## Problem statement:
Resume the transcript on communication problems in cancer care from where it stops.

─── Reading passage

There was no resolution
to this. And in our context, another aspect that they raised that I thought was
really quite useful as an understanding, was that they
so often when they first encountered the cancer system, somewhere along that
line, they've picked up the message that thank heaven you're here now. We know
what we're doing. This is the best place to get this care. The underlying
message, the implicit or explicit message was, that
those people in primary care only have kind of moderate knowledge. It would
have been good if you'd have been picked up earlier. But know you're in the
right place. So fast forward, six months or a year or, however long, the
patient still got that memory of having the disrespect of the primary care
system when they've entered oncology. And so when we say, actually it's your
last visit, you're back on your primary care practitioner's case load. No
wonder people are feeling abandoned by the relationships, the people that
they've depended on and come to care about, but also abandoned by a system. So
the very classic experience of expecting to feel normal when your treatment
ends and finding in fact that it's very emotionally devastating is partly
related to the ideas of some communication issues that we do have potentially
have control over. And I think in transitioning to advance diseases, one that
many people have studied and recognized. I think that's well understood to be
an important part. But in each stage of the trajectory, from a patient
perspective, slightly different takes on these insights that we've been
studying can emerge. So from all of this we've been able to think about, what
is it that good communication looks like from a patient perspective.
Originally, we thought we'd come up with standards and guidelines but we
quickly saw the error of our ways. We recognize that it is valuable, even
though we won't come up with one package deal as this is exactly what you ought
to do in all circumstances, there are definitely some common patterns that are
useful in developing insights and that these can help us understand how to modify
those over time but also it's extremely useful to understand poor
communication. While we sometimes have focused on good communication, you know,
trying to be positive and optimistic and helping people find it, I've come to
believe that actually some careful attention to what constitutes poor
communication and what we can do about it is also relevant. And certainly it's
relevant from a patient perspective. Supporting the good is only part of the
constellation and attending to and understanding the poor is another piece of
it. So a thing that we're calling the typology of communication errors is
really trying to articulate from a patient perspective what these differences
look like. The first kind of communication error or story of poor communication
that patients tell us, we can describe as occasional misses. And these would be
good people who care about communication who are trying to do their best and
they've had a bad hair day or they misjudged or they just didn't get it quite
right, misinterpretation or a misjudging level of anxiety, something like that.
Every single clinician has occasional misses even the best, even the ones who
care the most, even the ones with the most skilled communication can get it
slightly wrong sometimes. And from a patient point of view, there's not much
you can do other then gradually mature and continue your professional
development. All of those things that we do are relevant to reducing the
frequency of those occasional misses. And that would be the natural maturing of
the communication skillfulness of a clinician over time, to have fewer
occasional misses. Some things that we can do are to attend to fitness of
practice. You know, if you're not dealing with your own mental health and
whatever else is going on in your life, then you may
well be more likely to make those mistakes. We can articulate professional
standards. We can encourage reflective practice and mentorship. And we can also
use a pay attention. This is where many of these standardized guidelines can be
tremendously helpful. Not to say that they're rule structures but as general
guidelines to help us reduce the chance of those occasional misses. Then
there's a whole other set of communication problems that are what we might call
system misjudgments. These are the kinds of things that are kind of shared
faulty assumptions, conflicting agendas, competing accountabilities and gaps,because we perhaps haven't
added enough of the patient reported outcomes into our analysis of literature.

──────
─── Entries shown

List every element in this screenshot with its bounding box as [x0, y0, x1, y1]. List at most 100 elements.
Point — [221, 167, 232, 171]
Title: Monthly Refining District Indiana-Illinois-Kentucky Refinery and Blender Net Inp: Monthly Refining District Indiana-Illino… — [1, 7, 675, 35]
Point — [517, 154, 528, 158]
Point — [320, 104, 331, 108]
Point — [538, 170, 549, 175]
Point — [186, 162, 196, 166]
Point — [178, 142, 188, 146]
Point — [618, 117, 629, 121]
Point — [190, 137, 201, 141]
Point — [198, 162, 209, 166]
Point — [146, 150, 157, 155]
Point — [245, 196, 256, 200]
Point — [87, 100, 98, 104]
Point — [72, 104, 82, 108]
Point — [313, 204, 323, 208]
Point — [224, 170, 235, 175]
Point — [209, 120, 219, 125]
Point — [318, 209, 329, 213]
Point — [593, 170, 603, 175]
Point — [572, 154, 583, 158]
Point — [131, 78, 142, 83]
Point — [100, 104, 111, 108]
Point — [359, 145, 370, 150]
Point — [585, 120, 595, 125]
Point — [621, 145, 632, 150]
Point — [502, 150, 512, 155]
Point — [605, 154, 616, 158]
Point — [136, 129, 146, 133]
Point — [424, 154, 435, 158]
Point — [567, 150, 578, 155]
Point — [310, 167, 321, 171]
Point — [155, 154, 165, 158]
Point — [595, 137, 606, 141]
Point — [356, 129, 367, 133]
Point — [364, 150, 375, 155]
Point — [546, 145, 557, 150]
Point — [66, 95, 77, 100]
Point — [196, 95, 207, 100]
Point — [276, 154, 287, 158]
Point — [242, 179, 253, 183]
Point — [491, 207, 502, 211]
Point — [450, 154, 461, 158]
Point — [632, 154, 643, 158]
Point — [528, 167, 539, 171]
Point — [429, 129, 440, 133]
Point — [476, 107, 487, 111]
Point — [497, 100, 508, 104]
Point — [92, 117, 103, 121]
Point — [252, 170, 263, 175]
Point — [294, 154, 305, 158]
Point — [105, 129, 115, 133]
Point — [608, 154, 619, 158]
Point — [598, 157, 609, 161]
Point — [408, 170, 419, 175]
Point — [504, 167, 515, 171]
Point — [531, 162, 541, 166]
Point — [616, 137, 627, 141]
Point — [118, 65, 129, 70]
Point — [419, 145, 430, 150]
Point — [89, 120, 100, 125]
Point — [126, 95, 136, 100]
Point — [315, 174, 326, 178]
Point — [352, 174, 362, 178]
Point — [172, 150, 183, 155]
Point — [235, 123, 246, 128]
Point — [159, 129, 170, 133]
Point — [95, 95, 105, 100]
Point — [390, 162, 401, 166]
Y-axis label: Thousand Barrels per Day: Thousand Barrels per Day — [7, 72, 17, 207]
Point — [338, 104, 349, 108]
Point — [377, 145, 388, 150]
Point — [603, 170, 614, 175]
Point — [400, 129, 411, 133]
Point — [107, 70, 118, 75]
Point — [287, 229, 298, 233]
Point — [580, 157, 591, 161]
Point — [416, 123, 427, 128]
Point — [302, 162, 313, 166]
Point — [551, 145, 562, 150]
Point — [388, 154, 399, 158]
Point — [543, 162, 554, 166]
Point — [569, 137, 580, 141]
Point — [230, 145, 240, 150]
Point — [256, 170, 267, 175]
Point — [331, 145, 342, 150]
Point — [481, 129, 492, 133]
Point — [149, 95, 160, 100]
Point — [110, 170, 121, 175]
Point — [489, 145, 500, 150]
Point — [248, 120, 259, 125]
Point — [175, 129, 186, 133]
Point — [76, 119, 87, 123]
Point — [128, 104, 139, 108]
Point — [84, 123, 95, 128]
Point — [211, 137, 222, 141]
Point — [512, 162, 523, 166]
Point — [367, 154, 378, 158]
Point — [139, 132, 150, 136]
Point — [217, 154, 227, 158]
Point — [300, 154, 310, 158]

──────

## Reply:
And I'll give you couple of examples. One is informed consent, patients and
certainly this is perhaps even more so when we look at a culturally diverse
population, patients have tremendous problems with the dynamics of an informed
consent conversation. And they very often begin to wonder whose needs are being
met by barraging them with all of the terrible things that could go wrong. And
their perception sometimes is do I really need this information, me,
clinically, in this moment, with what I'm feeling or is this doctor giving me
this information or this nurse giving me this information because the risk
management people are after them? Is there some law that says that they have to
do this? Are they covering their backs? We hear that kind of language. So from
a patient perspective, the informed consent which is meant of course to be good
for our patients can be read as something that has a different intent.
Conversations around clinical trials are another really complex and
questionable aspect. We've certainly found that the tension between is that
clinician or the scientist talking and--whose needs are being met in this
conversation as well. For example, we've heard from patients that the language
of the communication can shift when it starts to shift into the conversation
about there's a clinical trial you might join. And we started to hear in the
transcripts, patients started to say, "Well my doctor said there was a
fortunate thing that was going on or I have happy news for you. Good news is
that you qualify for this clinical trial. And that reflection that we started
to hear and see across patients was that language would shift because there's
not much happy and fortunate they have heard to this point in getting diagnosed
with cancer. They're dealing with some negative things and suddenly the shift
in language starts to create a bit of a confusion that can then create that.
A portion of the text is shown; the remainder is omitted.